» **TEXT FOR ANALYSIS**
┌────────

Asked near the end of her fireside chat at the Bob Wright Symposium on Business Empowerment Thursday what it is she believes to be the absolute truth, Mellody Hobson responded quickly.
“Anything is possible, anything,” said the president of Chicago-based Ariel Investments, a firm that manages nearly $11 billion for its clients.
The Chicago native also chairs the board of DreamWorks Animation, a film production company, and she is a director on the boards of Estee Lauder and Starbucks. The financial whiz also is an analyst and contributor for CBS News.
“I say this all the time: my life is a miracle,” Hobson said. “It’s a miracle in every way. I am deeply appreciative for everything that has happened to me. I know that I worked really hard for it, but I also know the stars have to align in life.”
Such success in a variety of business and organizations was a common thread during the symposium held at the Columbus Convention and Trade Center. About 400 community and business leaders were in attendance for the event’s second year, with it moderated once again by veteran ABC News reporter and anchor Byron Pitts.
The forum’s namesake is Bob Wright, the Columbus native who became an eye doctor and served on Columbus Council before rising to millionaire businessman and now a philanthropist as well. He also serves on the board of directors with Columbus-based Aflac.
While there were several chat panelists served up to those gathered at the symposium, the one with the star power formed out of a humble childhood was Hobson, the youngest of six children with a single mother.
“It was just one of those existences of eviction, phones getting disconnected, cars getting repossessed, all of those things,” she said. “So I was obsessed with school, obsessed. That brought me a great deal of structure and I was really good at it. The second thing I was obsessed with was understanding money. … I really didn’t want to be in a situation my whole life where I felt that amount of insecurity.”
Hobson went on to graduate from Princeton University despite her mother wanting her to choose Harvard, another Ivy League school. After graduation, she found herself being mentored by Ariel Investments founder John Rogers, who had already chosen her to help lead his company one day.

└────────

Records from a collection
┌────────

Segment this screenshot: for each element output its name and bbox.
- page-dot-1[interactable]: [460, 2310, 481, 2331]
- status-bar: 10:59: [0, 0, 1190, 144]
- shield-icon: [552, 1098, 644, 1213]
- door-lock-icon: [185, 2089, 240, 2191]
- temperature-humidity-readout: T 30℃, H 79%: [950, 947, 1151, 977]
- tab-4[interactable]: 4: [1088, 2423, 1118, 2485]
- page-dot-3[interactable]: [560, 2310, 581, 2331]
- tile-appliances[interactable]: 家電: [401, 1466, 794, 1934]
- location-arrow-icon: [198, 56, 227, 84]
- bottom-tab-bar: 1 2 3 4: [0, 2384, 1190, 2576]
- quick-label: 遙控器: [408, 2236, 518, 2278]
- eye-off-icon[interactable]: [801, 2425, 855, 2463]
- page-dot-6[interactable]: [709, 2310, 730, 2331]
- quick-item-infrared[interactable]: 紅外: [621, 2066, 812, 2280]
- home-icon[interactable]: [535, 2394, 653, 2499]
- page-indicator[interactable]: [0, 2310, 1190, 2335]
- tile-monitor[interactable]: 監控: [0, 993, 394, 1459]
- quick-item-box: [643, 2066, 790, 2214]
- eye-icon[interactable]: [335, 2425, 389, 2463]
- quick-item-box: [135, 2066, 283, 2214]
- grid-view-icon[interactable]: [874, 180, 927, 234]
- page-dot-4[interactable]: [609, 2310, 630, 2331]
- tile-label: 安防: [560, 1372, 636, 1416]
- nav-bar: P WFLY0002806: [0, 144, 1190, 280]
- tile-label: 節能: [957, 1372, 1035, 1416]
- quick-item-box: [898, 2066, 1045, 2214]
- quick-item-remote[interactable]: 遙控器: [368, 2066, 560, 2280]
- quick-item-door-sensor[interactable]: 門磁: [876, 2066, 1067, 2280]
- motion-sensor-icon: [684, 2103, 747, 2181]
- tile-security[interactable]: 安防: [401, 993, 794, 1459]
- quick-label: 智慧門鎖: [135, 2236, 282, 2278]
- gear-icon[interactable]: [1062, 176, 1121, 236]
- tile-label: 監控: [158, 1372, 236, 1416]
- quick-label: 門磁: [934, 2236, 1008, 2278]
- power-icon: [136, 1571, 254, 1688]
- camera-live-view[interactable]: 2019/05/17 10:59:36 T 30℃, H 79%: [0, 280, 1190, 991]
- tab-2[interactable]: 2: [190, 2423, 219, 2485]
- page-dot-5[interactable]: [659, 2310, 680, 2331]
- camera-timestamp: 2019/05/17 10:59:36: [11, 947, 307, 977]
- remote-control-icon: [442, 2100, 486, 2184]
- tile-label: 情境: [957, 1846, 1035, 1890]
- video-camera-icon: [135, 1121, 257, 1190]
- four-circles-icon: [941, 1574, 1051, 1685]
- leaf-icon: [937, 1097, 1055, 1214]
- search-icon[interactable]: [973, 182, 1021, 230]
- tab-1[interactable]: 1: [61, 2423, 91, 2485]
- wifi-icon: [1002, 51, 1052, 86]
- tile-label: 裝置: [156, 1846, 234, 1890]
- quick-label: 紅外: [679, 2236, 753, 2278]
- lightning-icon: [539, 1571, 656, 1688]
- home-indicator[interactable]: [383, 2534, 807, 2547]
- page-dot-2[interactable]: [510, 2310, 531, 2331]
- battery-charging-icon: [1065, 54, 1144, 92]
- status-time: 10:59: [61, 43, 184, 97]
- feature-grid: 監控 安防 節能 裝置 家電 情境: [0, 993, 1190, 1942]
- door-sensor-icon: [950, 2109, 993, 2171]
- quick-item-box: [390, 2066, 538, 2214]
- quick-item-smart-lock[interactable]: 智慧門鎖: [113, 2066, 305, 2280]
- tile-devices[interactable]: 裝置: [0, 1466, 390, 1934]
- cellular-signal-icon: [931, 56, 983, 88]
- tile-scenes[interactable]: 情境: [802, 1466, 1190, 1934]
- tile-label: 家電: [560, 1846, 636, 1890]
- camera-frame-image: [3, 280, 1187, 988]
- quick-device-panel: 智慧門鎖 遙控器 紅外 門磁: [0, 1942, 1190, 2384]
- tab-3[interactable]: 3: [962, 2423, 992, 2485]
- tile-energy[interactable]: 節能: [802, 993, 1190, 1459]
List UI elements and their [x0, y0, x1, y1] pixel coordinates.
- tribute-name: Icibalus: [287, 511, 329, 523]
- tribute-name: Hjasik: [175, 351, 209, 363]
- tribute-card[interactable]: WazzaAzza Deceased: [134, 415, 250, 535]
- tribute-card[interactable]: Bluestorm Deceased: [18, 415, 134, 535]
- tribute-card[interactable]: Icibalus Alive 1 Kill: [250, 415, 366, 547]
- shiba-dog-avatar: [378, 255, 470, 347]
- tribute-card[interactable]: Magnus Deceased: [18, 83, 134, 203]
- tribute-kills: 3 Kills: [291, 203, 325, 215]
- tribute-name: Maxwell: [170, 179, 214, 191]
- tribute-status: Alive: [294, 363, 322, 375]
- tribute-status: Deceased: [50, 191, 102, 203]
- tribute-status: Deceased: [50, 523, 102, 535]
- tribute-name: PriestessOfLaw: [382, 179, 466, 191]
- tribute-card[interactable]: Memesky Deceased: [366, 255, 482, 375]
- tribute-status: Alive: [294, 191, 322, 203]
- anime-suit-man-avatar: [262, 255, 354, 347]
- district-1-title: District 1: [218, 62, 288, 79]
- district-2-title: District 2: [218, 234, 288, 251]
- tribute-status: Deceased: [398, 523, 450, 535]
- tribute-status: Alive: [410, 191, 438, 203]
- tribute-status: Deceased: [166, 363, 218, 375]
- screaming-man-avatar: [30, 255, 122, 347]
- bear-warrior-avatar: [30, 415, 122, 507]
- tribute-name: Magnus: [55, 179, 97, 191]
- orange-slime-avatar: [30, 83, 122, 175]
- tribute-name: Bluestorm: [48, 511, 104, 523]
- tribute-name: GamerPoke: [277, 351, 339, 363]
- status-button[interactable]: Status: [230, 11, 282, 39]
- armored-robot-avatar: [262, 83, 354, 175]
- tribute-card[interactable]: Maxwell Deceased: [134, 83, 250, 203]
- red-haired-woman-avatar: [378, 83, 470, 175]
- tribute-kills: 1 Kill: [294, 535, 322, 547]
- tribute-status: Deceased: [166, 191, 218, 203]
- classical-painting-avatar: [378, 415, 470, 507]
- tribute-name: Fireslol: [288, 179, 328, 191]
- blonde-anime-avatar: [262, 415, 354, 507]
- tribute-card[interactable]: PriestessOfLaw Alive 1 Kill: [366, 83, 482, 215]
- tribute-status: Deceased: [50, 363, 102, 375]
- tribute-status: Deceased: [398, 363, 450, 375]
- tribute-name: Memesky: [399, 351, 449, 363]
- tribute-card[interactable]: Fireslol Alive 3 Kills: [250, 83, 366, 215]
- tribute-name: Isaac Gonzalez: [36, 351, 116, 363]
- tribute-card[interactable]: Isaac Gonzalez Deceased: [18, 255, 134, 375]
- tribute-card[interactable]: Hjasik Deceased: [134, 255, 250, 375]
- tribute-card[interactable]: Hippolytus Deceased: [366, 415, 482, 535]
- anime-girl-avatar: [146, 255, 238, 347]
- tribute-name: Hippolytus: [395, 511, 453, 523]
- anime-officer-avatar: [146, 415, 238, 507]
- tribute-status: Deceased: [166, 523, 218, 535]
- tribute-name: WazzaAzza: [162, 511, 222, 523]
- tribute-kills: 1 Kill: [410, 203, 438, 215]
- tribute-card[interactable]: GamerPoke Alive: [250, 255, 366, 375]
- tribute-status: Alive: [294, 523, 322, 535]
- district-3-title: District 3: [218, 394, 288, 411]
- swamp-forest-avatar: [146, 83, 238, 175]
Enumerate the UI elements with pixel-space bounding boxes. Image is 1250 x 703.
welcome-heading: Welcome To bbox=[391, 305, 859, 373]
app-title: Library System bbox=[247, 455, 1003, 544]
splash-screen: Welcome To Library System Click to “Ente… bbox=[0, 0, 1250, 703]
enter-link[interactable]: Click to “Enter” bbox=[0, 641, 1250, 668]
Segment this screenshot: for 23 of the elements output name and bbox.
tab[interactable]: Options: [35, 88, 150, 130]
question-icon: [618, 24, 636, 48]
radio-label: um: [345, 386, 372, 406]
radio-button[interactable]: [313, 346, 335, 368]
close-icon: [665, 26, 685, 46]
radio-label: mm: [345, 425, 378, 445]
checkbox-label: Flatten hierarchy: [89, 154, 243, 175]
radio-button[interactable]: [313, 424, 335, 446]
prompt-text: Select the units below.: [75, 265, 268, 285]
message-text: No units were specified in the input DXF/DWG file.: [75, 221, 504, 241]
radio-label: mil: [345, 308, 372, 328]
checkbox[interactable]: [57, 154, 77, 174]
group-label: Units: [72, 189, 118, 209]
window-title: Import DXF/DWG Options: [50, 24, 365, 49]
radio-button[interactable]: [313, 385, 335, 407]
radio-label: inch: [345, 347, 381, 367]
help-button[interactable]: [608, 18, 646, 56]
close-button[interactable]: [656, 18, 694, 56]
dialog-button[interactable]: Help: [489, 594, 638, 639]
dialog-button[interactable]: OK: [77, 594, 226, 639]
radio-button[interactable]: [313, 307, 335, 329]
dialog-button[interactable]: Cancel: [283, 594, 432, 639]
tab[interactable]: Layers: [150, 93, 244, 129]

└────────

» **TASK LIST**
1. In the article about Mellody Hobson, rewrite the paragraph beginning "The forum's namesake is Bob Wright" as a bulleted list that keeps its main facts.
2. According to the article about Mellody Hobson, roughly how many community and business leaders attended the symposium?

» **SOLUTIONS TO THE PROBLEMS**
1.
- The forum is named after Bob Wright, a Columbus native.
- He became an eye doctor and served on Columbus Council.
- He rose to become a millionaire businessman and is now also a philanthropist.
- He serves on the board of directors of Columbus-based Aflac.

2. About 400.